In late September I walked around Downtown Brooklyn waiting for a friend. I was in the habit of always having a camera on me because I was taking a photography class (which was great! David Rothenberg is fantastic.) and used my time to fulfill that week’s assignment. One of the exercises was to photograph evidence of change in New York.
There was a large construction site around Duffield Place and I was walking along its perimeter when I saw an old building that spoke to me as “change”.
After taking this photograph I walked around the block again and decided to frame the shiny new alienating buildings through a construction fence cutout.

==============================

Reproduce the above account of photographing change in Downtown Brooklyn in full, word for word.

==============================

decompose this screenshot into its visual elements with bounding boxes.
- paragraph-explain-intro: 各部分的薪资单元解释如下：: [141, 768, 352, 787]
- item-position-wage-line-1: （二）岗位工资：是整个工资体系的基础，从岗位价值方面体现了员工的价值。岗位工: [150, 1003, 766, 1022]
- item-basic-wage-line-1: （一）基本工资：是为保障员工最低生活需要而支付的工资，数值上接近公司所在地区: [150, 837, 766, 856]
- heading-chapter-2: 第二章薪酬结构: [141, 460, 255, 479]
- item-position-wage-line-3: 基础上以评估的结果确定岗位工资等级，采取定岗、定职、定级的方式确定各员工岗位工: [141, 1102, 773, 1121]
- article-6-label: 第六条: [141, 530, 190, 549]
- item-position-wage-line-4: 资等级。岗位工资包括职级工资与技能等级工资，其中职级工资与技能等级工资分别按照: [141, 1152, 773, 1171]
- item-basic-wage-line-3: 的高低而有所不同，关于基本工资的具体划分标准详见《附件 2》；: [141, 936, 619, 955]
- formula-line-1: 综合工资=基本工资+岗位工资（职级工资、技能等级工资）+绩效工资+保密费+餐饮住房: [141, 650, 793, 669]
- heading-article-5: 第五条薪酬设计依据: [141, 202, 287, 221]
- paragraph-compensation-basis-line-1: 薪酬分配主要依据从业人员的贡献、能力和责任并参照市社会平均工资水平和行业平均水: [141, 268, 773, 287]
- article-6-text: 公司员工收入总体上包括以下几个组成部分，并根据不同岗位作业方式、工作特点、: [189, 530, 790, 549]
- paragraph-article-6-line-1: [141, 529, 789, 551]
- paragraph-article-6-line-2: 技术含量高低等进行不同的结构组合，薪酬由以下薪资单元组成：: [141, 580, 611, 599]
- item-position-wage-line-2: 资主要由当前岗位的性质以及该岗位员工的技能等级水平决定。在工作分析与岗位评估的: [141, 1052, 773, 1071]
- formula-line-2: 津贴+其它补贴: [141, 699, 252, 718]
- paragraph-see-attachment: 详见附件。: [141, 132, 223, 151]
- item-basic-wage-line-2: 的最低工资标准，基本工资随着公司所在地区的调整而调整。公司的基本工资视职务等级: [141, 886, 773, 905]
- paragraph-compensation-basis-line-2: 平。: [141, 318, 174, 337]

==============================

* The answer:
In late September I walked around Downtown Brooklyn waiting for a friend. I was in the habit of always having a camera on me because I was taking a photography class (which was great! David Rothenberg is fantastic.) and used my time to fulfill that week’s assignment. One of the exercises was to photograph evidence of change in New York.
There was a large construction site around Duffield Place and I was walking along its perimeter when I saw an old building that spoke to me as “change”.
After taking this photograph I walked around the block again and decided to frame the shiny new alienating buildings through a construction fence cutout.